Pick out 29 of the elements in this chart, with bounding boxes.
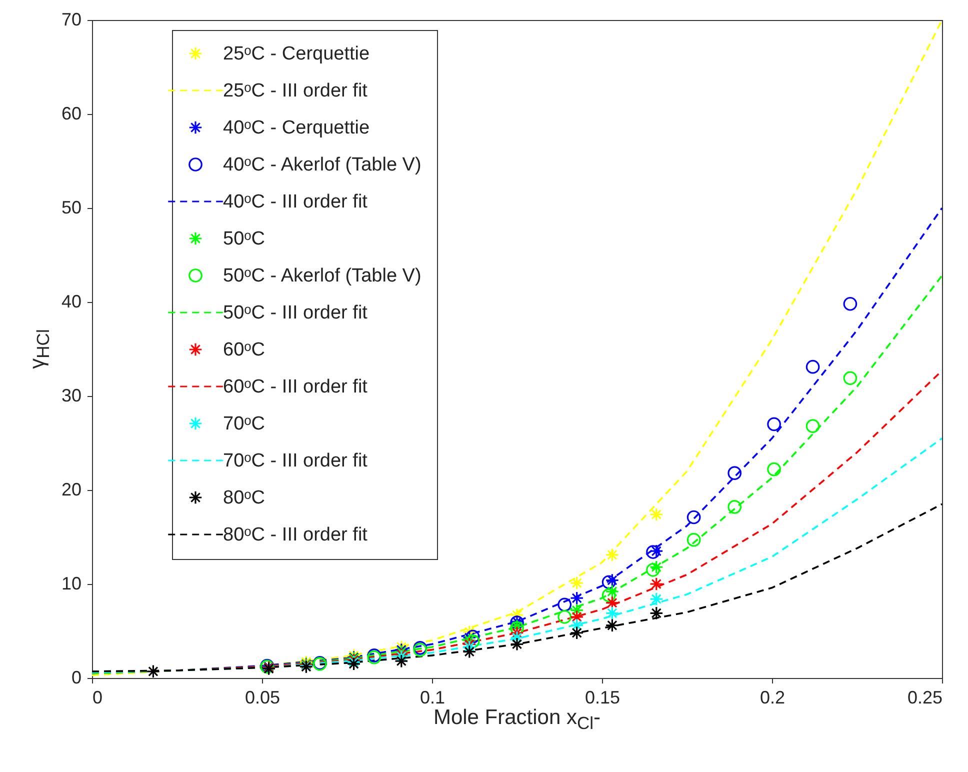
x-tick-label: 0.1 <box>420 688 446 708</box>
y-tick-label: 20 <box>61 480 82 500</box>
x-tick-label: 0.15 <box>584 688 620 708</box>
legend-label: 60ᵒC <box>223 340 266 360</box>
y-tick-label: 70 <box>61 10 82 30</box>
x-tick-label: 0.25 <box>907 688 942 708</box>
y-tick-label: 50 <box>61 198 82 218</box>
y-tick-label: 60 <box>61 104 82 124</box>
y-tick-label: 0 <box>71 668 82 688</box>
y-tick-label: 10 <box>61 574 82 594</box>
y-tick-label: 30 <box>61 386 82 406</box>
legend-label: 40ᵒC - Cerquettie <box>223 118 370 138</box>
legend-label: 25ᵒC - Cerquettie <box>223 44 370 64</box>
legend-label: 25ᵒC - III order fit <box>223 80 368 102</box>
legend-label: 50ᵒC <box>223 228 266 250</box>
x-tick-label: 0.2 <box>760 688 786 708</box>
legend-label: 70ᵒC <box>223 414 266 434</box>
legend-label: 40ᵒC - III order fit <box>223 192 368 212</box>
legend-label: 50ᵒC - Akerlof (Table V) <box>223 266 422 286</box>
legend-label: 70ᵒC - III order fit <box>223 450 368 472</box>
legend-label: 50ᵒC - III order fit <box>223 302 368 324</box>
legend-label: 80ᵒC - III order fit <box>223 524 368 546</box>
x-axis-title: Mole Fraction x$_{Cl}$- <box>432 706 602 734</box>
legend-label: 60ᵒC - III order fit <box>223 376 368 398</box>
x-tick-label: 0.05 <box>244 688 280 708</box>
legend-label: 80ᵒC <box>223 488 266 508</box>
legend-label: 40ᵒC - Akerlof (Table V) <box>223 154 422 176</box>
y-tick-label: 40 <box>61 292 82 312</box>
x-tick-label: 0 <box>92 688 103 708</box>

---------------

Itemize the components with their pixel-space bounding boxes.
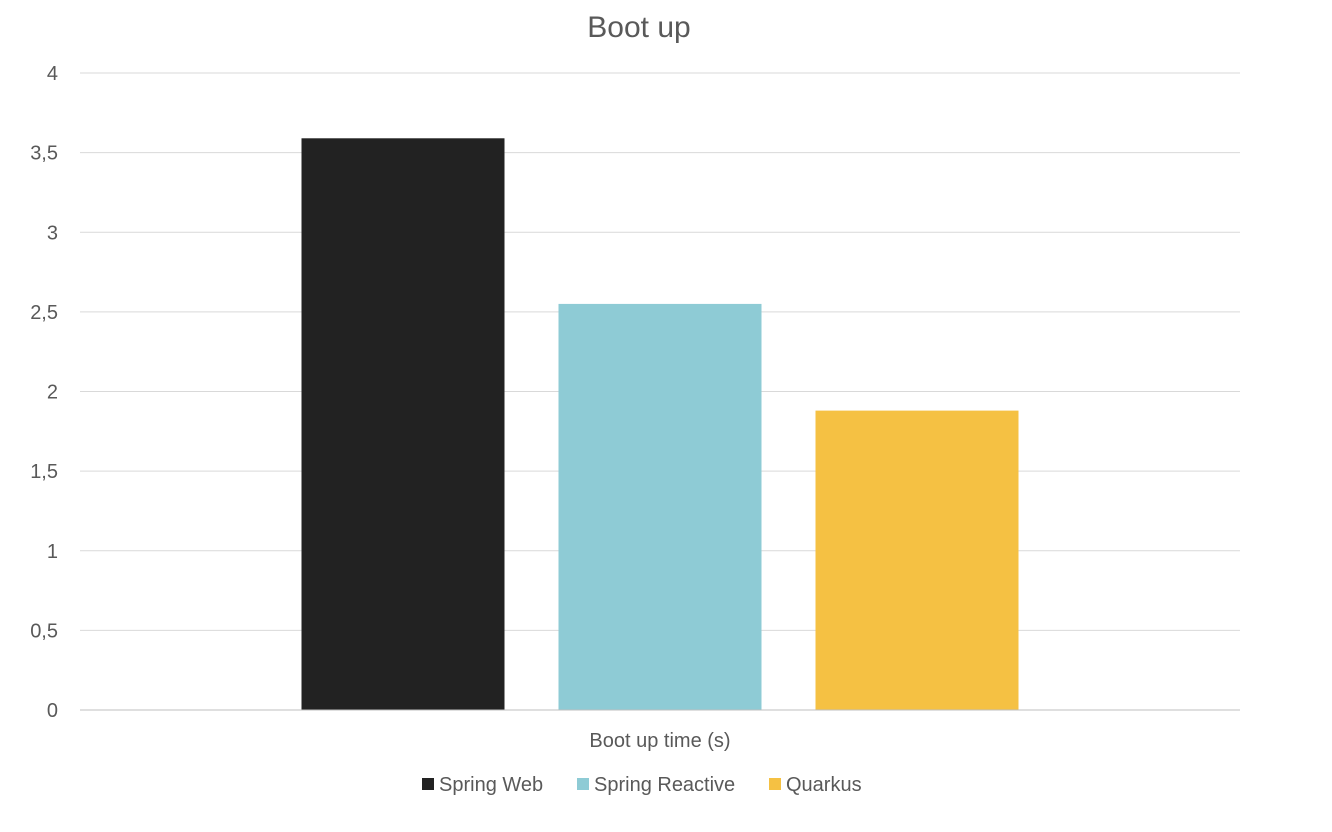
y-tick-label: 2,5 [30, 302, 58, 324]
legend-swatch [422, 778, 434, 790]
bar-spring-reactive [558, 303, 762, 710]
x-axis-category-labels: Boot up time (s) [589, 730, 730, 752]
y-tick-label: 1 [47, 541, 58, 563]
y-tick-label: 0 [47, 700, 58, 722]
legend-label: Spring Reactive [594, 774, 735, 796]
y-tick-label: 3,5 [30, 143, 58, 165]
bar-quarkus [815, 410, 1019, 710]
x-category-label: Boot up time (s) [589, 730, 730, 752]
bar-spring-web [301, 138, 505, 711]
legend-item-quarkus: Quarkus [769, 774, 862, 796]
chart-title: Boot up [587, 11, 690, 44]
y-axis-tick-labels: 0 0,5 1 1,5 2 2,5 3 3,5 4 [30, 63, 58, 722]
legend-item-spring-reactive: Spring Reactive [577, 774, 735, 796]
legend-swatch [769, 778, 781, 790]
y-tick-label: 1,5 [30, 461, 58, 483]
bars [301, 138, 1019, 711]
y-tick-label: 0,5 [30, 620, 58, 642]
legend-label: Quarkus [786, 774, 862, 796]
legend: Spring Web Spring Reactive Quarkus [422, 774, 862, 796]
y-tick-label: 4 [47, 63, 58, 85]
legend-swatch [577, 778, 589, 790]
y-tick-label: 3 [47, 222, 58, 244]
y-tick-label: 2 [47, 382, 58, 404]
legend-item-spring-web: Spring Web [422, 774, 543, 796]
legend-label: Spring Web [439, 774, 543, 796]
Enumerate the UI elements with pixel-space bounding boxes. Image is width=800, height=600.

---------------

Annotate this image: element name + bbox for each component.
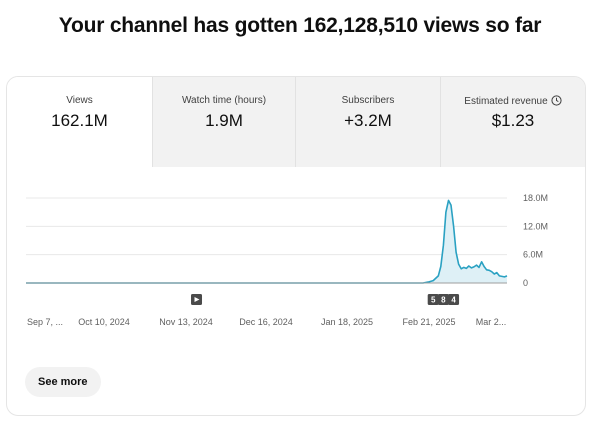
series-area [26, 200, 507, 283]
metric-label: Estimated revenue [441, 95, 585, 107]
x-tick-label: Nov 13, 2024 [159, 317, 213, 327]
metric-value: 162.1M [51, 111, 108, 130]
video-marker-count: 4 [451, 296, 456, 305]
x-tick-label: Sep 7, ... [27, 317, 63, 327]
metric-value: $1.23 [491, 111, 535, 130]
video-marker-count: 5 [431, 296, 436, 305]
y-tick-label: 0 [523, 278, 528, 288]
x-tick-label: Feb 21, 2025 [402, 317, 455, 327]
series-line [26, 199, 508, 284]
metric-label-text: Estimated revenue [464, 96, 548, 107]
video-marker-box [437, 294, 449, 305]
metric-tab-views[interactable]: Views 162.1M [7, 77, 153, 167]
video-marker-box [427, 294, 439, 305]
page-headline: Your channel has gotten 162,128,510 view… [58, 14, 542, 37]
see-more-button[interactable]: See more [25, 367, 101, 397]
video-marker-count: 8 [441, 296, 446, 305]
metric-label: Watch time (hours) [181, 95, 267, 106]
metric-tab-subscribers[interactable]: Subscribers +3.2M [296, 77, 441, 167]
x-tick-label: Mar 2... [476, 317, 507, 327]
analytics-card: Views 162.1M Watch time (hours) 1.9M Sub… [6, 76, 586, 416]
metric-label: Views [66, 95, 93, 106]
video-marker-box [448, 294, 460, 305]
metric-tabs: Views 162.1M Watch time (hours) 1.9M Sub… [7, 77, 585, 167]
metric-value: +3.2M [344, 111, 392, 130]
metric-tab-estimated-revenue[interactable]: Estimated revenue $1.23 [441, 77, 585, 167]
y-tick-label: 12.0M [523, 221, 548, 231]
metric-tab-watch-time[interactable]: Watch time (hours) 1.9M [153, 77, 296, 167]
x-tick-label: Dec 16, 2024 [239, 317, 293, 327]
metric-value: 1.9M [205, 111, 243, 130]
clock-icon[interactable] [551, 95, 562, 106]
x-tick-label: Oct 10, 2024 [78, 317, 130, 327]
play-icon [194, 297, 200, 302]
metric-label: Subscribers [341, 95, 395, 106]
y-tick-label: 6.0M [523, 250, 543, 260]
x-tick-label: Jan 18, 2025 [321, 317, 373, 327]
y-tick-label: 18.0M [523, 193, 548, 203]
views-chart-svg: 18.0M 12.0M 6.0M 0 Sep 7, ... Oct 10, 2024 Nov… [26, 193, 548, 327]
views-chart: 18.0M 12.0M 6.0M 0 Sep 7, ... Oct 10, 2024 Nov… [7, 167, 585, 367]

---------------

◆ TASK PROMPT: Reproduce everything from "Pick out 29" down to "x-tick-label: 0 <box>92 688 103 708</box>", swapping every occurrence of "III order fit" for "third-order fit" and leaving all else unchanged. Give only those entries, and omit the pictures.

◆ COMPLETED EXERCISE:
Pick out 29 of the elements in this chart, with bounding boxes.
x-tick-label: 0.1 <box>420 688 446 708</box>
y-tick-label: 20 <box>61 480 82 500</box>
x-tick-label: 0.15 <box>584 688 620 708</box>
legend-label: 60ᵒC <box>223 340 266 360</box>
y-tick-label: 70 <box>61 10 82 30</box>
x-tick-label: 0.25 <box>907 688 942 708</box>
y-tick-label: 50 <box>61 198 82 218</box>
y-tick-label: 60 <box>61 104 82 124</box>
y-tick-label: 0 <box>71 668 82 688</box>
y-tick-label: 10 <box>61 574 82 594</box>
y-tick-label: 30 <box>61 386 82 406</box>
legend-label: 40ᵒC - Cerquettie <box>223 118 370 138</box>
legend-label: 25ᵒC - Cerquettie <box>223 44 370 64</box>
legend-label: 25ᵒC - third-order fit <box>223 80 368 102</box>
legend-label: 50ᵒC <box>223 228 266 250</box>
x-tick-label: 0.2 <box>760 688 786 708</box>
legend-label: 70ᵒC <box>223 414 266 434</box>
legend-label: 40ᵒC - third-order fit <box>223 192 368 212</box>
legend-label: 50ᵒC - Akerlof (Table V) <box>223 266 422 286</box>
legend-label: 70ᵒC - third-order fit <box>223 450 368 472</box>
legend-label: 50ᵒC - third-order fit <box>223 302 368 324</box>
legend-label: 80ᵒC - third-order fit <box>223 524 368 546</box>
x-axis-title: Mole Fraction x$_{Cl}$- <box>432 706 602 734</box>
legend-label: 60ᵒC - third-order fit <box>223 376 368 398</box>
x-tick-label: 0.05 <box>244 688 280 708</box>
legend-label: 80ᵒC <box>223 488 266 508</box>
legend-label: 40ᵒC - Akerlof (Table V) <box>223 154 422 176</box>
y-tick-label: 40 <box>61 292 82 312</box>
x-tick-label: 0 <box>92 688 103 708</box>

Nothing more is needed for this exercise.